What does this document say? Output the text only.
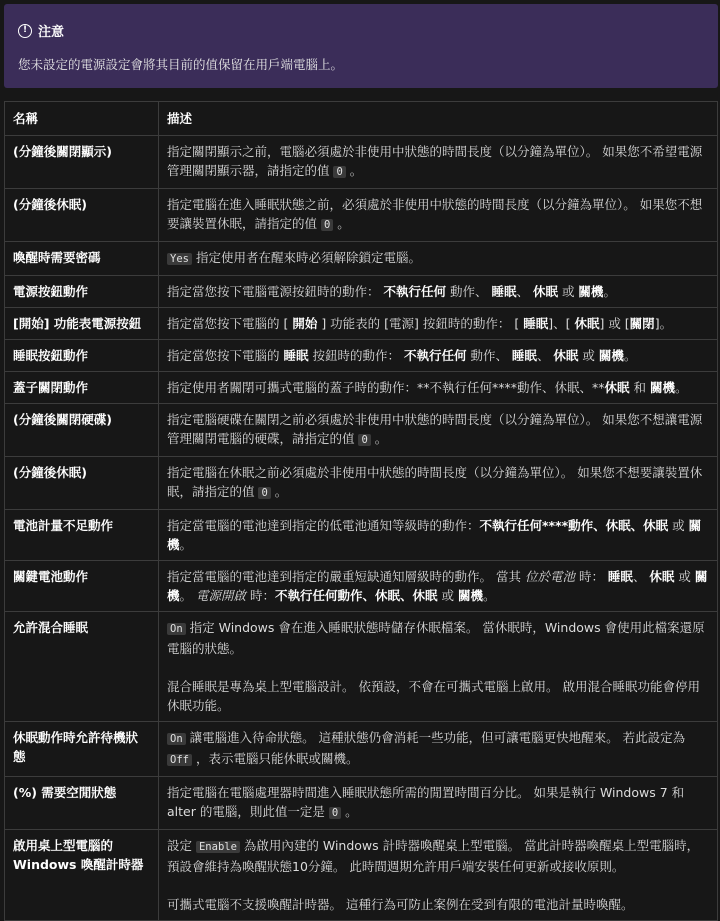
! 注意
您未設定的電源設定會將其目前的值保留在用戶端電腦上。
名稱	描述
(分鐘後關閉顯示)	指定關閉顯示之前，電腦必須處於非使用中狀態的時間長度（以分鐘為單位）。 如果您不希望電源管理關閉顯示器，請指定的值 0 。
(分鐘後休眠)	指定電腦在進入睡眠狀態之前，必須處於非使用中狀態的時間長度（以分鐘為單位）。 如果您不想要讓裝置休眠，請指定的值 0 。
喚醒時需要密碼	Yes 指定使用者在醒來時必須解除鎖定電腦。
電源按鈕動作	指定當您按下電腦電源按鈕時的動作： 不執行任何 動作、 睡眠、 休眠 或 關機。
[開始] 功能表電源按鈕	指定當您按下電腦的 [ 開始 ] 功能表的 [電源] 按鈕時的動作： [ 睡眠]、[ 休眠] 或 [關閉]。
睡眠按鈕動作	指定當您按下電腦的 睡眠 按鈕時的動作： 不執行任何 動作、 睡眠、 休眠 或 關機。
蓋子關閉動作	指定使用者關閉可攜式電腦的蓋子時的動作：**不執行任何****動作、休眠、**休眠 和 關機。
(分鐘後關閉硬碟)	指定電腦硬碟在關閉之前必須處於非使用中狀態的時間長度（以分鐘為單位）。 如果您不想讓電源管理關閉電腦的硬碟，請指定的值 0 。
(分鐘後休眠)	指定電腦在休眠之前必須處於非使用中狀態的時間長度（以分鐘為單位）。 如果您不想要讓裝置休眠，請指定的值 0 。
電池計量不足動作	指定當電腦的電池達到指定的低電池通知等級時的動作：不執行任何****動作、休眠、休眠 或 關機。
關鍵電池動作	指定當電腦的電池達到指定的嚴重短缺通知層級時的動作。 當其 位於電池 時： 睡眠、 休眠 或 關機。 電源開啟 時：不執行任何動作、休眠、休眠 或 關機。
允許混合睡眠	On 指定 Windows 會在進入睡眠狀態時儲存休眠檔案。 當休眠時，Windows 會使用此檔案還原電腦的狀態。
混合睡眠是專為桌上型電腦設計。 依預設，不會在可攜式電腦上啟用。 啟用混合睡眠功能會停用休眠功能。

休眠動作時允許待機狀態	On 讓電腦進入待命狀態。 這種狀態仍會消耗一些功能，但可讓電腦更快地醒來。 若此設定為 Off ，表示電腦只能休眠或關機。
(%) 需要空閒狀態	指定電腦在電腦處理器時間進入睡眠狀態所需的閒置時間百分比。 如果是執行 Windows 7 和 alter 的電腦，則此值一定是 0 。
啟用桌上型電腦的 Windows 喚醒計時器	設定 Enable 為啟用內建的 Windows 計時器喚醒桌上型電腦。 當此計時器喚醒桌上型電腦時，預設會維持為喚醒狀態10分鐘。 此時間週期允許用戶端安裝任何更新或接收原則。
可攜式電腦不支援喚醒計時器。 這種行為可防止案例在受到有限的電池計量時喚醒。
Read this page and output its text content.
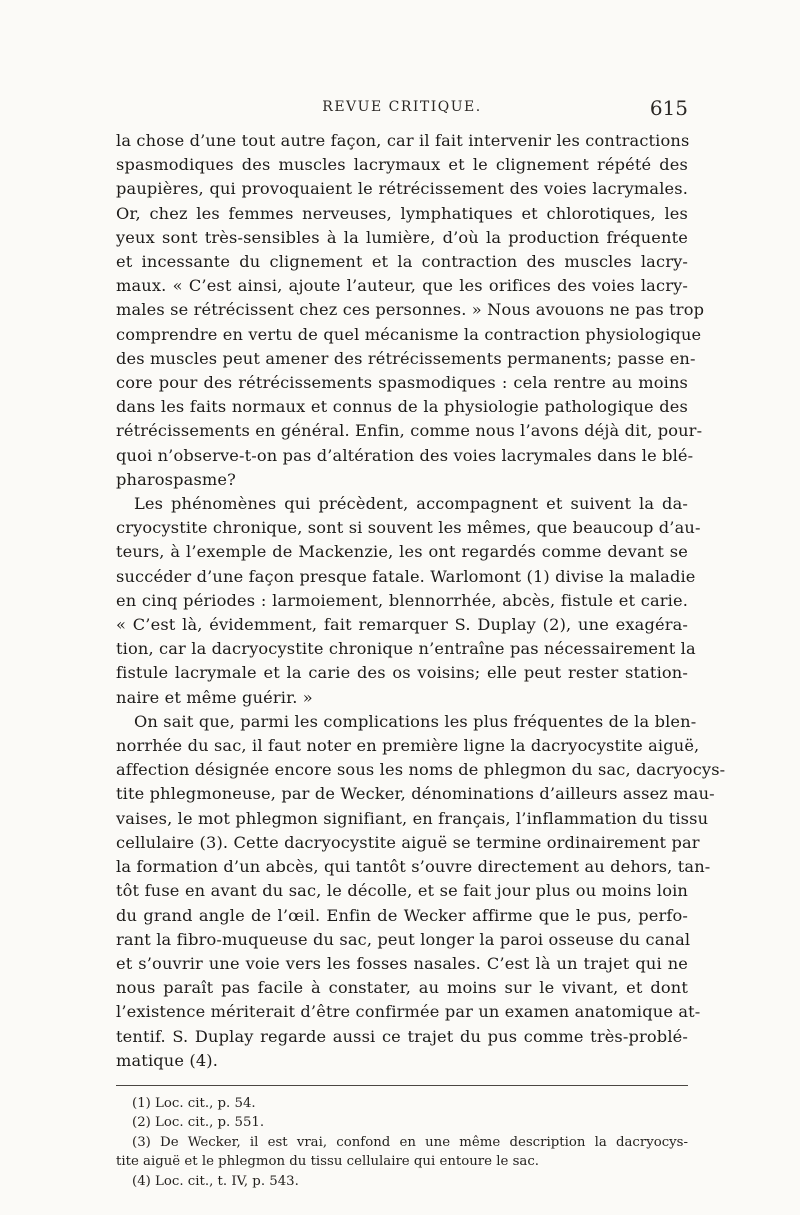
REVUE CRITIQUE.	615
la chose d’une tout autre façon, car il fait intervenir les contractions
spasmodiques des muscles lacrymaux et le clignement répété des
paupières, qui provoquaient le rétrécissement des voies lacrymales.
Or, chez les femmes nerveuses, lymphatiques et chlorotiques, les
yeux sont très-sensibles à la lumière, d’où la production fréquente
et incessante du clignement et la contraction des muscles lacry-
maux. « C’est ainsi, ajoute l’auteur, que les orifices des voies lacry-
males se rétrécissent chez ces personnes. » Nous avouons ne pas trop
comprendre en vertu de quel mécanisme la contraction physiologique
des muscles peut amener des rétrécissements permanents; passe en-
core pour des rétrécissements spasmodiques : cela rentre au moins
dans les faits normaux et connus de la physiologie pathologique des
rétrécissements en général. Enfin, comme nous l’avons déjà dit, pour-
quoi n’observe-t-on pas d’altération des voies lacrymales dans le blé-
pharospasme?
Les phénomènes qui précèdent, accompagnent et suivent la da-
cryocystite chronique, sont si souvent les mêmes, que beaucoup d’au-
teurs, à l’exemple de Mackenzie, les ont regardés comme devant se
succéder d’une façon presque fatale. Warlomont (1) divise la maladie
en cinq périodes : larmoiement, blennorrhée, abcès, fistule et carie.
« C’est là, évidemment, fait remarquer S. Duplay (2), une exagéra-
tion, car la dacryocystite chronique n’entraîne pas nécessairement la
fistule lacrymale et la carie des os voisins; elle peut rester station-
naire et même guérir. »
On sait que, parmi les complications les plus fréquentes de la blen-
norrhée du sac, il faut noter en première ligne la dacryocystite aiguë,
affection désignée encore sous les noms de phlegmon du sac, dacryocys-
tite phlegmoneuse, par de Wecker, dénominations d’ailleurs assez mau-
vaises, le mot phlegmon signifiant, en français, l’inflammation du tissu
cellulaire (3). Cette dacryocystite aiguë se termine ordinairement par
la formation d’un abcès, qui tantôt s’ouvre directement au dehors, tan-
tôt fuse en avant du sac, le décolle, et se fait jour plus ou moins loin
du grand angle de l’œil. Enfin de Wecker affirme que le pus, perfo-
rant la fibro-muqueuse du sac, peut longer la paroi osseuse du canal
et s’ouvrir une voie vers les fosses nasales. C’est là un trajet qui ne
nous paraît pas facile à constater, au moins sur le vivant, et dont
l’existence mériterait d’être confirmée par un examen anatomique at-
tentif. S. Duplay regarde aussi ce trajet du pus comme très-problé-
matique (4).
(1) Loc. cit., p. 54.
(2) Loc. cit., p. 551.
(3) De Wecker, il est vrai, confond en une même description la dacryocys-
tite aiguë et le phlegmon du tissu cellulaire qui entoure le sac.
(4) Loc. cit., t. IV, p. 543.
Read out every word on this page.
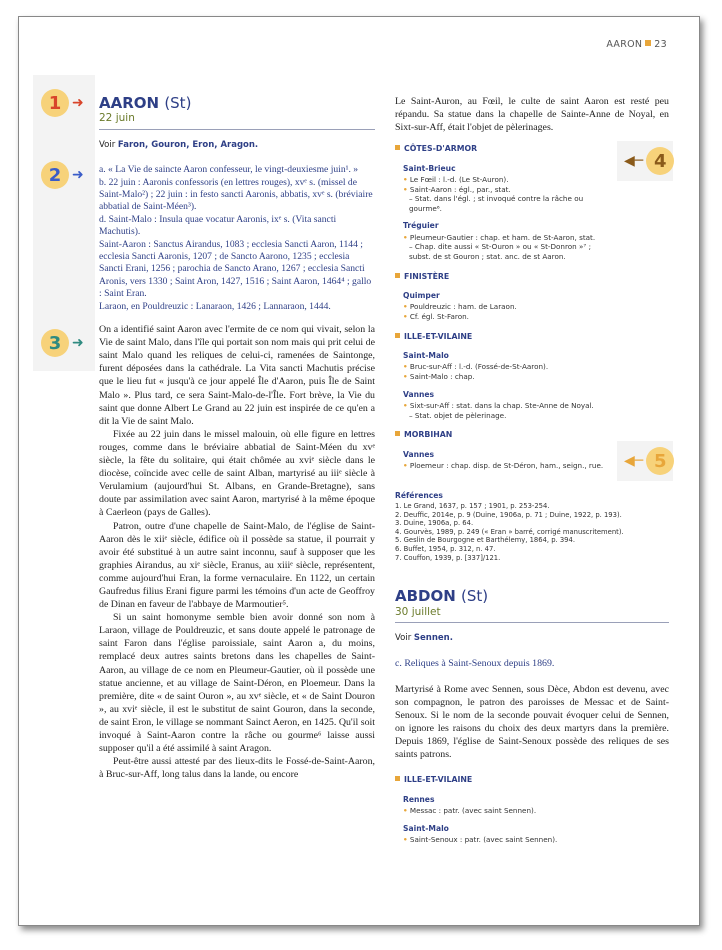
AARON 23
1 ➜
2 ➜
3 ➜
◀─ 4
◀─ 5
AARON (St)
22 juin
Voir Faron, Gouron, Eron, Aragon.
a. « La Vie de saincte Aaron confesseur, le vingt-deuxiesme juin¹. »
b. 22 juin : Aaronis confessoris (en lettres rouges), xvᵉ s. (missel de Saint-Malo²) ; 22 juin : in festo sancti Aaronis, abbatis, xvᵉ s. (bréviaire abbatial de Saint-Méen³).
d. Saint-Malo : Insula quae vocatur Aaronis, ixᵉ s. (Vita sancti Machutis).
Saint-Aaron : Sanctus Airandus, 1083 ; ecclesia Sancti Aaron, 1144 ; ecclesia Sancti Aaronis, 1207 ; de Sancto Aarono, 1235 ; ecclesia Sancti Erani, 1256 ; parochia de Sancto Arano, 1267 ; ecclesia Sancti Aronis, vers 1330 ; Saint Aron, 1427, 1516 ; Saint Aaron, 1464⁴ ; gallo : Saint Eran.
Laraon, en Pouldreuzic : Lanaraon, 1426 ; Lannaraon, 1444.

On a identifié saint Aaron avec l'ermite de ce nom qui vivait, selon la Vie de saint Malo, dans l'île qui portait son nom mais qui prit celui de saint Malo quand les reliques de celui-ci, ramenées de Saintonge, furent déposées dans la cathédrale. La Vita sancti Machutis précise que le lieu fut « jusqu'à ce jour appelé Île d'Aaron, puis Île de Saint Malo ». Plus tard, ce sera Saint-Malo-de-l'Île. Fort brève, la Vie du saint que donne Albert Le Grand au 22 juin est inspirée de ce qu'en a dit la Vie de saint Malo.

Fixée au 22 juin dans le missel malouin, où elle figure en lettres rouges, comme dans le bréviaire abbatial de Saint-Méen du xvᵉ siècle, la fête du solitaire, qui était chômée au xviᵉ siècle dans le diocèse, coïncide avec celle de saint Alban, martyrisé au iiiᵉ siècle à Verulamium (aujourd'hui St. Albans, en Grande-Bretagne), sans doute par assimilation avec saint Aaron, martyrisé à la même époque à Caerleon (pays de Galles).

Patron, outre d'une chapelle de Saint-Malo, de l'église de Saint-Aaron dès le xiiᵉ siècle, édifice où il possède sa statue, il pourrait y avoir été substitué à un autre saint inconnu, sauf à supposer que les graphies Airandus, au xiᵉ siècle, Eranus, au xiiiᵉ siècle, représentent, comme aujourd'hui Eran, la forme vernaculaire. En 1122, un certain Gaufredus filius Erani figure parmi les témoins d'un acte de Geoffroy de Dinan en faveur de l'abbaye de Marmoutier⁵.

Si un saint homonyme semble bien avoir donné son nom à Laraon, village de Pouldreuzic, et sans doute appelé le patronage de saint Faron dans l'église paroissiale, saint Aaron a, du moins, remplacé deux autres saints bretons dans les chapelles de Saint-Aaron, au village de ce nom en Pleumeur-Gautier, où il possède une statue ancienne, et au village de Saint-Déron, en Ploemeur. Dans la première, dite « de saint Ouron », au xvᵉ siècle, et « de Saint Douron », au xviᵉ siècle, il est le substitut de saint Gouron, dans la seconde, de saint Eron, le village se nommant Sainct Aeron, en 1425. Qu'il soit invoqué à Saint-Aaron contre la râche ou gourme⁶ laisse aussi supposer qu'il a été assimilé à saint Aragon.

Peut-être aussi attesté par des lieux-dits le Fossé-de-Saint-Aaron, à Bruc-sur-Aff, long talus dans la lande, ou encore

Le Saint-Auron, au Fœil, le culte de saint Aaron est resté peu répandu. Sa statue dans la chapelle de Sainte-Anne de Noyal, en Sixt-sur-Aff, était l'objet de pèlerinages.
CÔTES-D'ARMOR
Saint-Brieuc
• Le Fœil : l.-d. (Le St-Auron).
• Saint-Aaron : égl., par., stat.
– Stat. dans l'égl. ; st invoqué contre la râche ou gourme⁶.
Tréguier
• Pleumeur-Gautier : chap. et ham. de St-Aaron, stat.
– Chap. dite aussi « St-Ouron » ou « St-Donron »⁷ ; subst. de st Gouron ; stat. anc. de st Aaron.
FINISTÈRE
Quimper
• Pouldreuzic : ham. de Laraon.
• Cf. égl. St-Faron.
ILLE-ET-VILAINE
Saint-Malo
• Bruc-sur-Aff : l.-d. (Fossé-de-St-Aaron).
• Saint-Malo : chap.
Vannes
• Sixt-sur-Aff : stat. dans la chap. Ste-Anne de Noyal.
– Stat. objet de pèlerinage.
MORBIHAN
Vannes
• Ploemeur : chap. disp. de St-Déron, ham., seign., rue.
Références
1. Le Grand, 1637, p. 157 ; 1901, p. 253-254.
2. Deuffic, 2014e, p. 9 (Duine, 1906a, p. 71 ; Duine, 1922, p. 193).
3. Duine, 1906a, p. 64.
4. Gourvès, 1989, p. 249 (« Eran » barré, corrigé manuscritement).
5. Geslin de Bourgogne et Barthélemy, 1864, p. 394.
6. Buffet, 1954, p. 312, n. 47.
7. Couffon, 1939, p. [337]/121.
ABDON (St)
30 juillet
Voir Sennen.
c. Reliques à Saint-Senoux depuis 1869.
Martyrisé à Rome avec Sennen, sous Dèce, Abdon est devenu, avec son compagnon, le patron des paroisses de Messac et de Saint-Senoux. Si le nom de la seconde pouvait évoquer celui de Sennen, on ignore les raisons du choix des deux martyrs dans la première. Depuis 1869, l'église de Saint-Senoux possède des reliques de ses saints patrons.
ILLE-ET-VILAINE
Rennes
• Messac : patr. (avec saint Sennen).
Saint-Malo
• Saint-Senoux : patr. (avec saint Sennen).
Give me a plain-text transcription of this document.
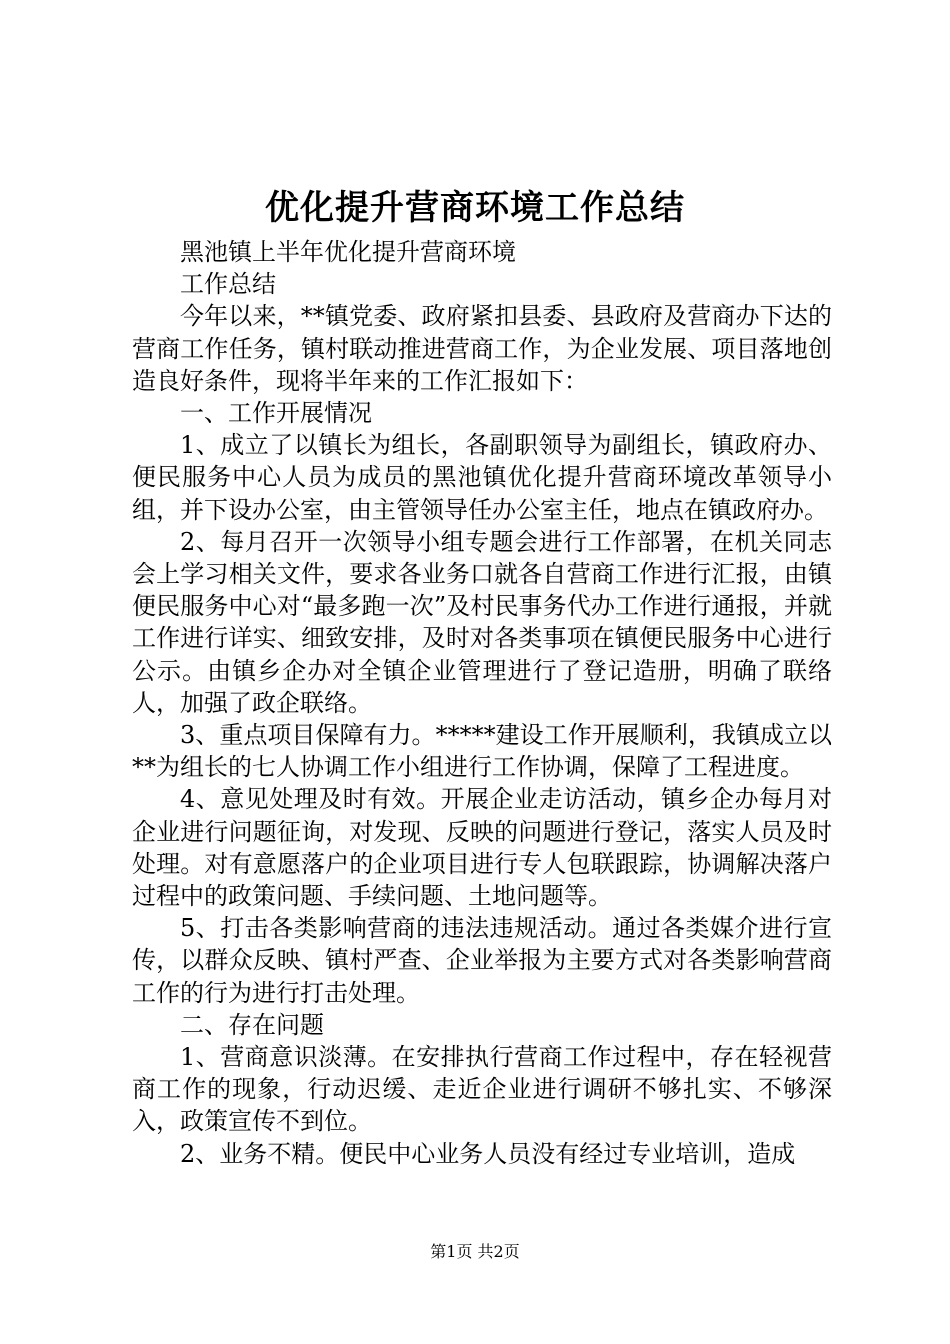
优化提升营商环境工作总结

黑池镇上半年优化提升营商环境

工作总结

今年以来，**镇党委、政府紧扣县委、县政府及营商办下达的营商工作任务，镇村联动推进营商工作，为企业发展、项目落地创造良好条件，现将半年来的工作汇报如下：

一、工作开展情况

1、成立了以镇长为组长，各副职领导为副组长，镇政府办、便民服务中心人员为成员的黑池镇优化提升营商环境改革领导小组，并下设办公室，由主管领导任办公室主任，地点在镇政府办。

2、每月召开一次领导小组专题会进行工作部署，在机关同志会上学习相关文件，要求各业务口就各自营商工作进行汇报，由镇便民服务中心对“最多跑一次”及村民事务代办工作进行通报，并就工作进行详实、细致安排，及时对各类事项在镇便民服务中心进行公示。由镇乡企办对全镇企业管理进行了登记造册，明确了联络人，加强了政企联络。

3、重点项目保障有力。*****建设工作开展顺利，我镇成立以**为组长的七人协调工作小组进行工作协调，保障了工程进度。

4、意见处理及时有效。开展企业走访活动，镇乡企办每月对企业进行问题征询，对发现、反映的问题进行登记，落实人员及时处理。对有意愿落户的企业项目进行专人包联跟踪，协调解决落户过程中的政策问题、手续问题、土地问题等。

5、打击各类影响营商的违法违规活动。通过各类媒介进行宣传，以群众反映、镇村严查、企业举报为主要方式对各类影响营商工作的行为进行打击处理。

二、存在问题

1、营商意识淡薄。在安排执行营商工作过程中，存在轻视营商工作的现象，行动迟缓、走近企业进行调研不够扎实、不够深入，政策宣传不到位。

2、业务不精。便民中心业务人员没有经过专业培训，造成

第1页 共2页
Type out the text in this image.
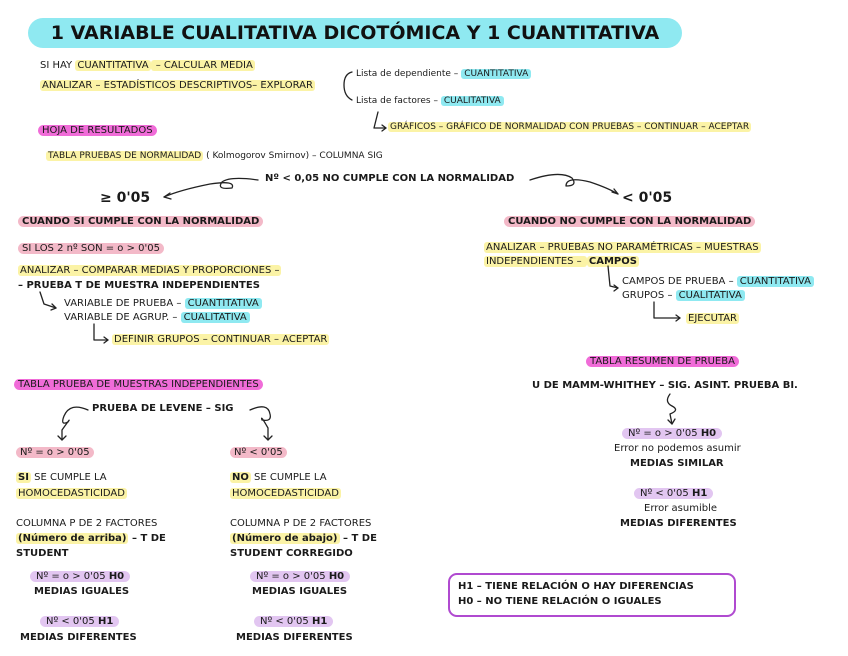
1 VARIABLE CUALITATIVA DICOTÓMICA Y 1 CUANTITATIVA
SI HAY CUANTITATIVA – CALCULAR MEDIA
ANALIZAR – ESTADÍSTICOS DESCRIPTIVOS– EXPLORAR
Lista de dependiente – CUANTITATIVA
Lista de factores – CUALITATIVA
GRÁFICOS – GRÁFICO DE NORMALIDAD CON PRUEBAS – CONTINUAR – ACEPTAR
HOJA DE RESULTADOS
TABLA PRUEBAS DE NORMALIDAD ( Kolmogorov Smirnov) – COLUMNA SIG
Nº < 0,05 NO CUMPLE CON LA NORMALIDAD
≥ 0'05	< 0'05
CUANDO SI CUMPLE CON LA NORMALIDAD
SI LOS 2 nº SON = o > 0'05
ANALIZAR – COMPARAR MEDIAS Y PROPORCIONES –
– PRUEBA T DE MUESTRA INDEPENDIENTES
VARIABLE DE PRUEBA – CUANTITATIVA
VARIABLE DE AGRUP. – CUALITATIVA
DEFINIR GRUPOS – CONTINUAR – ACEPTAR
CUANDO NO CUMPLE CON LA NORMALIDAD
ANALIZAR – PRUEBAS NO PARAMÉTRICAS – MUESTRAS
INDEPENDIENTES – CAMPOS
CAMPOS DE PRUEBA – CUANTITATIVA
GRUPOS – CUALITATIVA
EJECUTAR
TABLA RESUMEN DE PRUEBA
U DE MAMM-WHITHEY – SIG. ASINT. PRUEBA BI.
Nº = o > 0'05 H0
Error no podemos asumir
MEDIAS SIMILAR
Nº < 0'05 H1
Error asumible
MEDIAS DIFERENTES
TABLA PRUEBA DE MUESTRAS INDEPENDIENTES
PRUEBA DE LEVENE – SIG
Nº = o > 0'05
SI SE CUMPLE LA
HOMOCEDASTICIDAD
COLUMNA P DE 2 FACTORES
(Número de arriba) – T DE
STUDENT
Nº = o > 0'05 H0
MEDIAS IGUALES
Nº < 0'05 H1
MEDIAS DIFERENTES
Nº < 0'05
NO SE CUMPLE LA
HOMOCEDASTICIDAD
COLUMNA P DE 2 FACTORES
(Número de abajo) – T DE
STUDENT CORREGIDO
Nº = o > 0'05 H0
MEDIAS IGUALES
Nº < 0'05 H1
MEDIAS DIFERENTES
H1 – TIENE RELACIÓN O HAY DIFERENCIAS
H0 – NO TIENE RELACIÓN O IGUALES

> [Task objective] Track down the lines that include the word "lettres" and copy them.

> [Correct output]
b. 22 juin : Aaronis confessoris (en lettres rouges), xvᵉ s. (missel de Saint-Malo²) ; 22 juin : in festo sancti Aaronis, abbatis, xvᵉ s. (bréviaire abbatial de Saint-Méen³).
Fixée au 22 juin dans le missel malouin, où elle figure en lettres rouges, comme dans le bréviaire abbatial de Saint-Méen du xvᵉ siècle, la fête du solitaire, qui était chômée au xviᵉ siècle dans le diocèse, coïncide avec celle de saint Alban, martyrisé au iiiᵉ siècle à Verulamium (aujourd'hui St. Albans, en Grande-Bretagne), sans doute par assimilation avec saint Aaron, martyrisé à la même époque à Caerleon (pays de Galles).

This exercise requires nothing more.